■ **TASK PROMPT**
Reproduce every entry in the listing without alteration.

■ **RECORDS SHOWN**
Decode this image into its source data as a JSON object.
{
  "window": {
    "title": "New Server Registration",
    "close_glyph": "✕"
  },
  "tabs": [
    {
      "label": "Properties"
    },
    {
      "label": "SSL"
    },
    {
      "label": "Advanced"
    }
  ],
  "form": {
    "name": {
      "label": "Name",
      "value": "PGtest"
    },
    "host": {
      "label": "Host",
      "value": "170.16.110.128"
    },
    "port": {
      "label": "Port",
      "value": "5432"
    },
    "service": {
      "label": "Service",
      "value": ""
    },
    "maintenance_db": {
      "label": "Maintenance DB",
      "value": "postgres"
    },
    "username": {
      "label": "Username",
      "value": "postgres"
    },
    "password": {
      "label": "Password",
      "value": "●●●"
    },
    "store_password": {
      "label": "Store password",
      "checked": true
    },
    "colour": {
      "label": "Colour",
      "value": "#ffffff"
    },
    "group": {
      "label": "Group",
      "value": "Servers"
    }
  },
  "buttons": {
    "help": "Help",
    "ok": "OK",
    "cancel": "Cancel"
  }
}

■ **RESPONSE**
Decode this image into its source data as a JSON object.
{
  "window": {
    "title": "New Server Registration",
    "close_glyph": "✕"
  },
  "tabs": [
    {
      "label": "Properties"
    },
    {
      "label": "SSL"
    },
    {
      "label": "Advanced"
    }
  ],
  "form": {
    "name": {
      "label": "Name",
      "value": "PGtest"
    },
    "host": {
      "label": "Host",
      "value": "170.16.110.128"
    },
    "port": {
      "label": "Port",
      "value": "5432"
    },
    "service": {
      "label": "Service",
      "value": ""
    },
    "maintenance_db": {
      "label": "Maintenance DB",
      "value": "postgres"
    },
    "username": {
      "label": "Username",
      "value": "postgres"
    },
    "password": {
      "label": "Password",
      "value": "●●●"
    },
    "store_password": {
      "label": "Store password",
      "checked": true
    },
    "colour": {
      "label": "Colour",
      "value": "#ffffff"
    },
    "group": {
      "label": "Group",
      "value": "Servers"
    }
  },
  "buttons": {
    "help": "Help",
    "ok": "OK",
    "cancel": "Cancel"
  }
}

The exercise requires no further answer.